TASKS:
(a) According to the self-introduction, how many years has Lois Trader been married?
(b) Echo the self-introduction word for word, beginning at the words "At 37 years" and stopping after "a heart attack.".

My name is Lois Trader. I will disclose up front that I am a guilt-ridden, recovering altruistic, need a ‘purpose-driven-life’, unrelenting on myself, superbly gifted denial queen. I am very deliberative, I do not believe in the “Secret” and yet I believe to be an entertaining kind of gal. I enjoy making others laugh and sometimes I am the only one laughing, which in turn makes others laugh. I spent too many years not laughing. Those years are but a freckle compared to the joy my life holds now and forever.
The idea of my new book is to talk about a woman’s heart. I am a Jewish Believer. I have lived through more than most in my 53 years of life. I am a grandmother of 4, married for 32 years, lost a brother to suicide, a dad to premature heart disease, a grandmother the morning of my dad’s open heart surgery, the fire department had to break into my grandfather’s apartment to find him as close to death as possible – sadly, he took a bottle of sleeping pills and slit his wrists, have a twin brother that I love but lived for 40+ years with guilt and confusion about his unhappiness and how much I should own of it, if any.
At 37 years of age I was told I had ten years to live, maybe. I didn’t know if I really wanted to live. I had just lived through being in an abusive ten year relationship with a Pastor that on the outside church was changing southern CA and on the inside had taken anything that even resembled me away. At 47 years of age – recovered, happy, and well had a big birthday celebration. Two weeks later had a heart attack.

[Stored data entries]

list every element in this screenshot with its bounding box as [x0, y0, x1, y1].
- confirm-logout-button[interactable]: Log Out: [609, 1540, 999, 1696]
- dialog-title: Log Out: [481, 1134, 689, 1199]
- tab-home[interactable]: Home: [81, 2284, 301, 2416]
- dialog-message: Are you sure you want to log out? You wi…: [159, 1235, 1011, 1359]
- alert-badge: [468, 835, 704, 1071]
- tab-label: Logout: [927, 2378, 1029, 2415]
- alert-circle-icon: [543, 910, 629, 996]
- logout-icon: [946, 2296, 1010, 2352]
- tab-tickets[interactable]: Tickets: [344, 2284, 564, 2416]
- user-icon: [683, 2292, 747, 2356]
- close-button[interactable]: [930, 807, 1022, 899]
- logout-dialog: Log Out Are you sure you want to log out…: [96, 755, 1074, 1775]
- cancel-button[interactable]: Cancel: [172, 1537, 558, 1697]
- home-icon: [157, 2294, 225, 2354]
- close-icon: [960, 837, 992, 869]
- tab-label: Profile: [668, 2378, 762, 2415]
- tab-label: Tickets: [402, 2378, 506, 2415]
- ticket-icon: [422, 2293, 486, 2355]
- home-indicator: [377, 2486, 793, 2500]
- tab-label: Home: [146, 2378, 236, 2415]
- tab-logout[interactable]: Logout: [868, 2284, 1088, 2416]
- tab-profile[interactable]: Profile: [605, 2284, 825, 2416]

SOLUTION SET:
(a) 32 years.

(b)
At 37 years of age I was told I had ten years to live, maybe. I didn’t know if I really wanted to live. I had just lived through being in an abusive ten year relationship with a Pastor that on the outside church was changing southern CA and on the inside had taken anything that even resembled me away. At 47 years of age – recovered, happy, and well had a big birthday celebration. Two weeks later had a heart attack.